EXERCISE OBJECTIVE:
Reproduce every record below exactly as it appears.
[START]
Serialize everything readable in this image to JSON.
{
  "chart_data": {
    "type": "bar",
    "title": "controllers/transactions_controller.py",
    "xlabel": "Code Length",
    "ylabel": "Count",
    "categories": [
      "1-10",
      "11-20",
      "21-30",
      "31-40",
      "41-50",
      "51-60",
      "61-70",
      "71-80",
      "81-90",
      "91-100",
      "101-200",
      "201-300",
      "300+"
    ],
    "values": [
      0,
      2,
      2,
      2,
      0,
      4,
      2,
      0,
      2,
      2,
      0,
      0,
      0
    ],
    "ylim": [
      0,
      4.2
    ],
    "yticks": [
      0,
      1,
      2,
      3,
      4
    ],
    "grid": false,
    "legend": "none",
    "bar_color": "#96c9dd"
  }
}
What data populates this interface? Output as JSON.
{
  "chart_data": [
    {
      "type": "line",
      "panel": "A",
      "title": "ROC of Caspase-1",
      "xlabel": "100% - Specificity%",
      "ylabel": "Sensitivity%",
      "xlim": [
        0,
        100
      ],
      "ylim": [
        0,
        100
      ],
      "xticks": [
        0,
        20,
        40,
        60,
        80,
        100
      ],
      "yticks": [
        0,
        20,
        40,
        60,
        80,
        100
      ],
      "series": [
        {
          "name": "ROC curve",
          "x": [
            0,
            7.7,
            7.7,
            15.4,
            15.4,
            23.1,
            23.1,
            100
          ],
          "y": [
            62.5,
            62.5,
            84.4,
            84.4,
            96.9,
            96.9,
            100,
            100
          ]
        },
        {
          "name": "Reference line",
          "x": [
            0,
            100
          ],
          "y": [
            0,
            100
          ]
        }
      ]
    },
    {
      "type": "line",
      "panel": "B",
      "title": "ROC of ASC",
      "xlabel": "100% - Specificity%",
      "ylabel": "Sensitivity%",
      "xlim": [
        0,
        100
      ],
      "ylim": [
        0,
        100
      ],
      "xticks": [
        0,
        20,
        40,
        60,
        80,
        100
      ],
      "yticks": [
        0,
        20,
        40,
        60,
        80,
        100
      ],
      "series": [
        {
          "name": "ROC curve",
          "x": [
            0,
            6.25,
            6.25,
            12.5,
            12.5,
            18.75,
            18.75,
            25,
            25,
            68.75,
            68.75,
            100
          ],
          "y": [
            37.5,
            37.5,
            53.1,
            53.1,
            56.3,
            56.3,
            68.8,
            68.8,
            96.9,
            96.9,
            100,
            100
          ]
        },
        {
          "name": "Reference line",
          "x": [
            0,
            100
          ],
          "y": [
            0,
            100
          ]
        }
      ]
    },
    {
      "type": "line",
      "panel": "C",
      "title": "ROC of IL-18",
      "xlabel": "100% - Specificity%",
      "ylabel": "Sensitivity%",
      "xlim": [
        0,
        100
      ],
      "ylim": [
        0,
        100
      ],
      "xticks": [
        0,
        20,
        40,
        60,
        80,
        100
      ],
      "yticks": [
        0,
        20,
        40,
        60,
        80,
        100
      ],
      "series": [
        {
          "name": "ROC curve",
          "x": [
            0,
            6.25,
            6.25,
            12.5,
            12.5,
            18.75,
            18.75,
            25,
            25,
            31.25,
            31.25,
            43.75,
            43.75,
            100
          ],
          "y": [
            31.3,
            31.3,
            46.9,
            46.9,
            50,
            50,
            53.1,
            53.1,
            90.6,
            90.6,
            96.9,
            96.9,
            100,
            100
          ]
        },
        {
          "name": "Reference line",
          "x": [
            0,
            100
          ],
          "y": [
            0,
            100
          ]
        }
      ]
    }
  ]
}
[END]
SOLUTION TO THIS TASK:
Serialize everything readable in this image to JSON.
{
  "chart_data": {
    "type": "bar",
    "title": "controllers/transactions_controller.py",
    "xlabel": "Code Length",
    "ylabel": "Count",
    "categories": [
      "1-10",
      "11-20",
      "21-30",
      "31-40",
      "41-50",
      "51-60",
      "61-70",
      "71-80",
      "81-90",
      "91-100",
      "101-200",
      "201-300",
      "300+"
    ],
    "values": [
      0,
      2,
      2,
      2,
      0,
      4,
      2,
      0,
      2,
      2,
      0,
      0,
      0
    ],
    "ylim": [
      0,
      4.2
    ],
    "yticks": [
      0,
      1,
      2,
      3,
      4
    ],
    "grid": false,
    "legend": "none",
    "bar_color": "#96c9dd"
  }
}
What data populates this interface? Output as JSON.
{
  "chart_data": [
    {
      "type": "line",
      "panel": "A",
      "title": "ROC of Caspase-1",
      "xlabel": "100% - Specificity%",
      "ylabel": "Sensitivity%",
      "xlim": [
        0,
        100
      ],
      "ylim": [
        0,
        100
      ],
      "xticks": [
        0,
        20,
        40,
        60,
        80,
        100
      ],
      "yticks": [
        0,
        20,
        40,
        60,
        80,
        100
      ],
      "series": [
        {
          "name": "ROC curve",
          "x": [
            0,
            7.7,
            7.7,
            15.4,
            15.4,
            23.1,
            23.1,
            100
          ],
          "y": [
            62.5,
            62.5,
            84.4,
            84.4,
            96.9,
            96.9,
            100,
            100
          ]
        },
        {
          "name": "Reference line",
          "x": [
            0,
            100
          ],
          "y": [
            0,
            100
          ]
        }
      ]
    },
    {
      "type": "line",
      "panel": "B",
      "title": "ROC of ASC",
      "xlabel": "100% - Specificity%",
      "ylabel": "Sensitivity%",
      "xlim": [
        0,
        100
      ],
      "ylim": [
        0,
        100
      ],
      "xticks": [
        0,
        20,
        40,
        60,
        80,
        100
      ],
      "yticks": [
        0,
        20,
        40,
        60,
        80,
        100
      ],
      "series": [
        {
          "name": "ROC curve",
          "x": [
            0,
            6.25,
            6.25,
            12.5,
            12.5,
            18.75,
            18.75,
            25,
            25,
            68.75,
            68.75,
            100
          ],
          "y": [
            37.5,
            37.5,
            53.1,
            53.1,
            56.3,
            56.3,
            68.8,
            68.8,
            96.9,
            96.9,
            100,
            100
          ]
        },
        {
          "name": "Reference line",
          "x": [
            0,
            100
          ],
          "y": [
            0,
            100
          ]
        }
      ]
    },
    {
      "type": "line",
      "panel": "C",
      "title": "ROC of IL-18",
      "xlabel": "100% - Specificity%",
      "ylabel": "Sensitivity%",
      "xlim": [
        0,
        100
      ],
      "ylim": [
        0,
        100
      ],
      "xticks": [
        0,
        20,
        40,
        60,
        80,
        100
      ],
      "yticks": [
        0,
        20,
        40,
        60,
        80,
        100
      ],
      "series": [
        {
          "name": "ROC curve",
          "x": [
            0,
            6.25,
            6.25,
            12.5,
            12.5,
            18.75,
            18.75,
            25,
            25,
            31.25,
            31.25,
            43.75,
            43.75,
            100
          ],
          "y": [
            31.3,
            31.3,
            46.9,
            46.9,
            50,
            50,
            53.1,
            53.1,
            90.6,
            90.6,
            96.9,
            96.9,
            100,
            100
          ]
        },
        {
          "name": "Reference line",
          "x": [
            0,
            100
          ],
          "y": [
            0,
            100
          ]
        }
      ]
    }
  ]
}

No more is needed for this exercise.